### Your goal
Wherever "JSON" appears in a line, list that line.

• • • • • • •

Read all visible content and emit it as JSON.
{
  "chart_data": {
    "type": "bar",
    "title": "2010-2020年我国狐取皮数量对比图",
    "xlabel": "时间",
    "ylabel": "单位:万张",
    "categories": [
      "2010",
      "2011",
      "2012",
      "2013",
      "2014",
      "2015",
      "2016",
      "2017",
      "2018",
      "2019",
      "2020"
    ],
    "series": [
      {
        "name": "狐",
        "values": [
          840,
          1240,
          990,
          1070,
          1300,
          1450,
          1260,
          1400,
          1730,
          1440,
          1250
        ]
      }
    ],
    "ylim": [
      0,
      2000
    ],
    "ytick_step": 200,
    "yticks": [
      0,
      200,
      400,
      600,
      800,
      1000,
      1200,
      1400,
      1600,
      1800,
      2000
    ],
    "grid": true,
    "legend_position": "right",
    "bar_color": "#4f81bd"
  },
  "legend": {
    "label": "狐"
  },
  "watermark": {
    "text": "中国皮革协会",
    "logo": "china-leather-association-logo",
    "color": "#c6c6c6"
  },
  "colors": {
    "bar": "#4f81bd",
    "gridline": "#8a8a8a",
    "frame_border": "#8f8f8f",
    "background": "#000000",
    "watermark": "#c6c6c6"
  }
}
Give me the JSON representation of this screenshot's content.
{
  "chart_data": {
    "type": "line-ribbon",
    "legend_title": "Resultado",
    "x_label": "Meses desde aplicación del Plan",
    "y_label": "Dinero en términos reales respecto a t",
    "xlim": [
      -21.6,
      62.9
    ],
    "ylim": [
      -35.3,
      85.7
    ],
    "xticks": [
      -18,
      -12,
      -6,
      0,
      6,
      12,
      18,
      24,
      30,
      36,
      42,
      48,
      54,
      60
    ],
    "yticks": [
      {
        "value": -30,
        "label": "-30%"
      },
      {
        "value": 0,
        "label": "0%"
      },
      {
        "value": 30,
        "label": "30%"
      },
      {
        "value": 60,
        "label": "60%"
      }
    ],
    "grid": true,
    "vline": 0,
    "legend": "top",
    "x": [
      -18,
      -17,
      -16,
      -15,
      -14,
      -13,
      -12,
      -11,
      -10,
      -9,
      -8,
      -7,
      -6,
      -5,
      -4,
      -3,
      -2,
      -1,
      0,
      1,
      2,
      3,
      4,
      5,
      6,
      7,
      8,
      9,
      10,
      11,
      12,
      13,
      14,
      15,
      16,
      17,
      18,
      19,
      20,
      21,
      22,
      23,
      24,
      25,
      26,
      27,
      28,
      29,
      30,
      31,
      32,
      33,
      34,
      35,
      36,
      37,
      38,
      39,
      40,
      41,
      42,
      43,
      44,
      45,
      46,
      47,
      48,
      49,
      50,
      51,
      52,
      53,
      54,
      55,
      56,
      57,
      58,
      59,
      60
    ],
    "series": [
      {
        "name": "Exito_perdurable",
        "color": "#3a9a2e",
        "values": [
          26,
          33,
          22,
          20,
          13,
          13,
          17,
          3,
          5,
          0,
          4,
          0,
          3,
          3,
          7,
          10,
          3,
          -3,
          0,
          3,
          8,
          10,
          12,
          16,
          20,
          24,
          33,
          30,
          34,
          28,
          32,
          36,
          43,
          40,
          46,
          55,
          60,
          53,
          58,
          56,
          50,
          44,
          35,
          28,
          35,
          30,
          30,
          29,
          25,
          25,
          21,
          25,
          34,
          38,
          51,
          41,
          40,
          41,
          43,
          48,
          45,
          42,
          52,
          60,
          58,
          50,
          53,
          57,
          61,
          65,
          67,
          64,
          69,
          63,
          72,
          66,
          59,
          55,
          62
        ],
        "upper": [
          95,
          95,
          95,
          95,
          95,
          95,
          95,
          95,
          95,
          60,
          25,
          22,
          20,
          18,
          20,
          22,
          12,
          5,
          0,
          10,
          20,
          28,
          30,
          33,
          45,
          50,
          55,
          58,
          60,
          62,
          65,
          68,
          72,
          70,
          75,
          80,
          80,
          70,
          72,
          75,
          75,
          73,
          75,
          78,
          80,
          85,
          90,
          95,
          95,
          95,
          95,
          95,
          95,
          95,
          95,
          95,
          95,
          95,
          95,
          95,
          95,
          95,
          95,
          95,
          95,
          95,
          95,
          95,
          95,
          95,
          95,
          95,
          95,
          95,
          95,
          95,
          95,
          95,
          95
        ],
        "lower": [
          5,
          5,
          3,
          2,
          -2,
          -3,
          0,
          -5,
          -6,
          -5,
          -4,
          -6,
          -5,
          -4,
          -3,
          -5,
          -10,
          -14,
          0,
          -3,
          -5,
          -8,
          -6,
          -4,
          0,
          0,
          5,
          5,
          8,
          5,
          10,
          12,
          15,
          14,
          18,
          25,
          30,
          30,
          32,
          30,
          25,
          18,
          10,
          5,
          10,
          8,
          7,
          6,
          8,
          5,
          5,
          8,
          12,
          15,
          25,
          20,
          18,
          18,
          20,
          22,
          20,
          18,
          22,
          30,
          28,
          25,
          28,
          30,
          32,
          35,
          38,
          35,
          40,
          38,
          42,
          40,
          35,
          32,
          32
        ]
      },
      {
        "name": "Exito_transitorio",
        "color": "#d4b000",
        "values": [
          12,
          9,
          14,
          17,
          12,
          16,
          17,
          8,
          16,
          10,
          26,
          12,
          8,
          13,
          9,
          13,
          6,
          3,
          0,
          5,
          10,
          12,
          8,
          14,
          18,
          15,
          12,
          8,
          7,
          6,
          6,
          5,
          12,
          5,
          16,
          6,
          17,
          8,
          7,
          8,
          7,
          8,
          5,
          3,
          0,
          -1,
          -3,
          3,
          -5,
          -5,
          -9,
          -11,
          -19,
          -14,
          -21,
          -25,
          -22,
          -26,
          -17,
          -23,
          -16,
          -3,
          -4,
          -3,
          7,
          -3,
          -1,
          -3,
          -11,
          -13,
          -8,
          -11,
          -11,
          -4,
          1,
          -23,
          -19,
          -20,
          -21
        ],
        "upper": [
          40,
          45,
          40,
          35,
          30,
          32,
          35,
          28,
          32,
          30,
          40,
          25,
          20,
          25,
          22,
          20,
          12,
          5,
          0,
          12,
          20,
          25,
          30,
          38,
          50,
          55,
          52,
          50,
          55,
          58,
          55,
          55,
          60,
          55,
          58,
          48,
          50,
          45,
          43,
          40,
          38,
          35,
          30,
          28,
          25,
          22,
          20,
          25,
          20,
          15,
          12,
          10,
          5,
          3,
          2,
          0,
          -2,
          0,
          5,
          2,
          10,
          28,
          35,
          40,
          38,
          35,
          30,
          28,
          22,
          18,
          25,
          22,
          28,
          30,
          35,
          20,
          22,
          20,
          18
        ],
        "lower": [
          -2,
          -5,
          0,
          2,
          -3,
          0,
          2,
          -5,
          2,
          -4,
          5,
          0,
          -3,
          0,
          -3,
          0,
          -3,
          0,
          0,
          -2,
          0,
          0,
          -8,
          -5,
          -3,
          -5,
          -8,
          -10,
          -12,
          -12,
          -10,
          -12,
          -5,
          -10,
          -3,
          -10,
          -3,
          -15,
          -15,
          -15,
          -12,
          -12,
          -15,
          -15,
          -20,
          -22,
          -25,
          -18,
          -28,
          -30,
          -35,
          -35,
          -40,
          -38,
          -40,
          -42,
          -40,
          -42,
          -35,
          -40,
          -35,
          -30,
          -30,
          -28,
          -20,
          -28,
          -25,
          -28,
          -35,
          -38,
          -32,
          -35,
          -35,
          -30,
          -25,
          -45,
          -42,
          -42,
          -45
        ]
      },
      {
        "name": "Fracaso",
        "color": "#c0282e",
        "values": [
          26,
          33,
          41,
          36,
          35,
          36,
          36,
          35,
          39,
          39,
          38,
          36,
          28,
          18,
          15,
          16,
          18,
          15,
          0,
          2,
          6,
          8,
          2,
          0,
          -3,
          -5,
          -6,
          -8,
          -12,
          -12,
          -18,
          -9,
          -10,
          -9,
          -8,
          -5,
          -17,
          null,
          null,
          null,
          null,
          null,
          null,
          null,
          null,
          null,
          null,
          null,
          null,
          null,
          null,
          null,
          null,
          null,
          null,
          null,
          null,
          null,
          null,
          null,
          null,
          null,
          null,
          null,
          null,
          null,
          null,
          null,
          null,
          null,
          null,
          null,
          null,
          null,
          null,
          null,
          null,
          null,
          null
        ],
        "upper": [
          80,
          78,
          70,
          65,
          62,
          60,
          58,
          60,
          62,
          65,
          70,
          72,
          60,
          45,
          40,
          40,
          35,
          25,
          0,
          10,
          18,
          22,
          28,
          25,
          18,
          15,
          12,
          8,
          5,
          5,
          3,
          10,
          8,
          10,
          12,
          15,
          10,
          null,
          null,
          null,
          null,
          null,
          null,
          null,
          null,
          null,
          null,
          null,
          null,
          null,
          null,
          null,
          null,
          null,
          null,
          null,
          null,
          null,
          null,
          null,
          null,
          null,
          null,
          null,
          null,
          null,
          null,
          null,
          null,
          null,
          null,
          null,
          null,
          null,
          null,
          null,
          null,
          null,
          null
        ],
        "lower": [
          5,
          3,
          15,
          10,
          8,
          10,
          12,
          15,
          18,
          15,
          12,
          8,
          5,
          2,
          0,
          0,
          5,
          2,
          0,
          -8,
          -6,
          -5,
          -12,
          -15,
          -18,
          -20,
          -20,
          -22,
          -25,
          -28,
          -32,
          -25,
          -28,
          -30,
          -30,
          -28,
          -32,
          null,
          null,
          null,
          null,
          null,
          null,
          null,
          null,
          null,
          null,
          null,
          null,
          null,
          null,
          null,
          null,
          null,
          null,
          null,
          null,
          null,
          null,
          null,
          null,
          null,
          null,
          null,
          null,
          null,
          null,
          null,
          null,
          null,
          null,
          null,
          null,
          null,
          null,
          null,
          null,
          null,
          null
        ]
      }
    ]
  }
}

• • • • • • •

### Answer for this exercise
Read all visible content and emit it as JSON.
Give me the JSON representation of this screenshot's content.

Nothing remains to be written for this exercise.